* _Task description_
Leave out any pictures and transcribe all other data below exactly.

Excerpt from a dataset
● ● ● ● ●
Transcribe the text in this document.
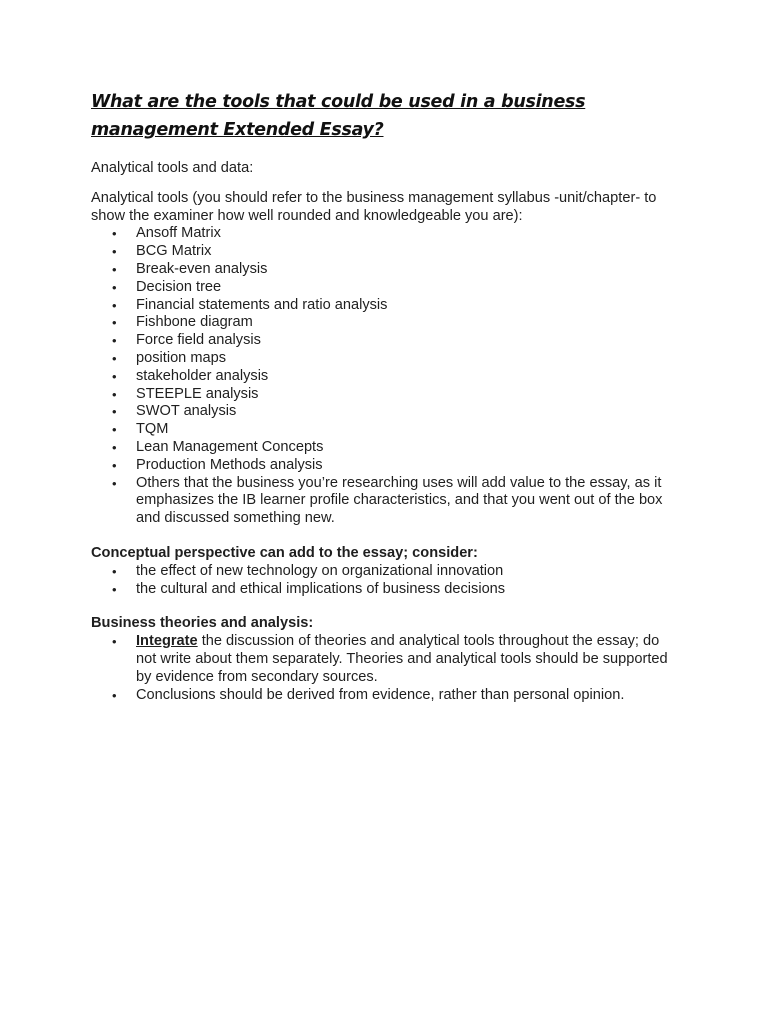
What are the tools that could be used in a business management Extended Essay?

Analytical tools and data:

Analytical tools (you should refer to the business management syllabus -unit/chapter- to show the examiner how well rounded and knowledgeable you are):

• Ansoff Matrix
• BCG Matrix
• Break-even analysis
• Decision tree
• Financial statements and ratio analysis
• Fishbone diagram
• Force field analysis
• position maps
• stakeholder analysis
• STEEPLE analysis
• SWOT analysis
• TQM
• Lean Management Concepts
• Production Methods analysis
• Others that the business you’re researching uses will add value to the essay, as it emphasizes the IB learner profile characteristics, and that you went out of the box and discussed something new.

Conceptual perspective can add to the essay; consider:

• the effect of new technology on organizational innovation
• the cultural and ethical implications of business decisions

Business theories and analysis:

• Integrate the discussion of theories and analytical tools throughout the essay; do not write about them separately. Theories and analytical tools should be supported by evidence from secondary sources.
• Conclusions should be derived from evidence, rather than personal opinion.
● ● ● ● ●
* _Output below_
Transcribe the text in this document.
What are the tools that could be used in a business management Extended Essay?

Analytical tools and data:

Analytical tools (you should refer to the business management syllabus -unit/chapter- to show the examiner how well rounded and knowledgeable you are):

• Ansoff Matrix
• BCG Matrix
• Break-even analysis
• Decision tree
• Financial statements and ratio analysis
• Fishbone diagram
• Force field analysis
• position maps
• stakeholder analysis
• STEEPLE analysis
• SWOT analysis
• TQM
• Lean Management Concepts
• Production Methods analysis
• Others that the business you’re researching uses will add value to the essay, as it emphasizes the IB learner profile characteristics, and that you went out of the box and discussed something new.

Conceptual perspective can add to the essay; consider:

• the effect of new technology on organizational innovation
• the cultural and ethical implications of business decisions

Business theories and analysis:

• Integrate the discussion of theories and analytical tools throughout the essay; do not write about them separately. Theories and analytical tools should be supported by evidence from secondary sources.
• Conclusions should be derived from evidence, rather than personal opinion.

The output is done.